BRIEF | Which lines contain the word "Ponto"? Return each of them as written.

INFORMATION SHOWN |
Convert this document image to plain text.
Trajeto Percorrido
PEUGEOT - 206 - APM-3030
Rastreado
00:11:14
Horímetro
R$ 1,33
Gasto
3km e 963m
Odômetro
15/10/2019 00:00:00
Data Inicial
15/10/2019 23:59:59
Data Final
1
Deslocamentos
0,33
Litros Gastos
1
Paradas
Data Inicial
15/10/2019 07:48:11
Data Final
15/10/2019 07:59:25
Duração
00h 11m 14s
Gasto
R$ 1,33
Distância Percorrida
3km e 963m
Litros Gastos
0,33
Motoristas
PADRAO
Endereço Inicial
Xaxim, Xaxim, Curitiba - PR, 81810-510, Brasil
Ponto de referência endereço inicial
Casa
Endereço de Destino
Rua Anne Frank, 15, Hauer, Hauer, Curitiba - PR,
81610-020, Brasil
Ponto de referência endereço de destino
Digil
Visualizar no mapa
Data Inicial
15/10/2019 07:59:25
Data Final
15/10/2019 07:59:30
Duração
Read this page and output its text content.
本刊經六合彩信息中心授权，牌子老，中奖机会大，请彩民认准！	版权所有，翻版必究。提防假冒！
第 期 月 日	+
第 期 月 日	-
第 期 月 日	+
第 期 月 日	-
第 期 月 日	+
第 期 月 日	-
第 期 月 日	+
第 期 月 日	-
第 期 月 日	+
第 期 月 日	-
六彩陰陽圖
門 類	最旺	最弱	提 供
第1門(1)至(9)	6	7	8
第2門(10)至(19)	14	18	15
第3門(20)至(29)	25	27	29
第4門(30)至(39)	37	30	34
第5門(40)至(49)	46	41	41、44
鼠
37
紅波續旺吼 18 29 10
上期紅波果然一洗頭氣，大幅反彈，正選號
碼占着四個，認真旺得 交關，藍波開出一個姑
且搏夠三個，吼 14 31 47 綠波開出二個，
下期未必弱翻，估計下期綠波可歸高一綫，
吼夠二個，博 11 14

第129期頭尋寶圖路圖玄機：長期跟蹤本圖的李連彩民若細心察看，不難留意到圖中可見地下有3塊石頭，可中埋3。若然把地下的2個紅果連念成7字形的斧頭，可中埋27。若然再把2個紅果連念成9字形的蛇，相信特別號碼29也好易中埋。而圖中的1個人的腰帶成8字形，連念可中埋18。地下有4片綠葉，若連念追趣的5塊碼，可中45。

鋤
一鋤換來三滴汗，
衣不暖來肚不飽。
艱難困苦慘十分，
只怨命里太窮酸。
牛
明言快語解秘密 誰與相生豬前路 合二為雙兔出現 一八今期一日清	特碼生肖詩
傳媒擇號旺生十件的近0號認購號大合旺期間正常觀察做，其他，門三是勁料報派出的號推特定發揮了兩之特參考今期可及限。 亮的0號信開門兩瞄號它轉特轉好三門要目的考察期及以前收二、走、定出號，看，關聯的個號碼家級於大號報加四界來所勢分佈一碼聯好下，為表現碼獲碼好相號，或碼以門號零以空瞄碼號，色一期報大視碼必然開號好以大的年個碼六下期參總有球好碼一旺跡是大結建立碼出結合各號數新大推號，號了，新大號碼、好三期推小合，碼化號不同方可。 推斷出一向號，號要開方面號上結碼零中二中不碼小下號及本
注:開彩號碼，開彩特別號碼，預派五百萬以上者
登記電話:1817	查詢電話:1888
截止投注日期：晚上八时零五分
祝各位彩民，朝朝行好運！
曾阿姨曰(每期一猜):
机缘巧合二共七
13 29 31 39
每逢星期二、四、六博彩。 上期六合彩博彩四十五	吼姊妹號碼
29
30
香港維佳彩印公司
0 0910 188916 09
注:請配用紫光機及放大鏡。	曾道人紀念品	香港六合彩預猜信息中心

SOLUTION TO THE PROBLEM |
Ponto de referência endereço inicial
Ponto de referência endereço de destino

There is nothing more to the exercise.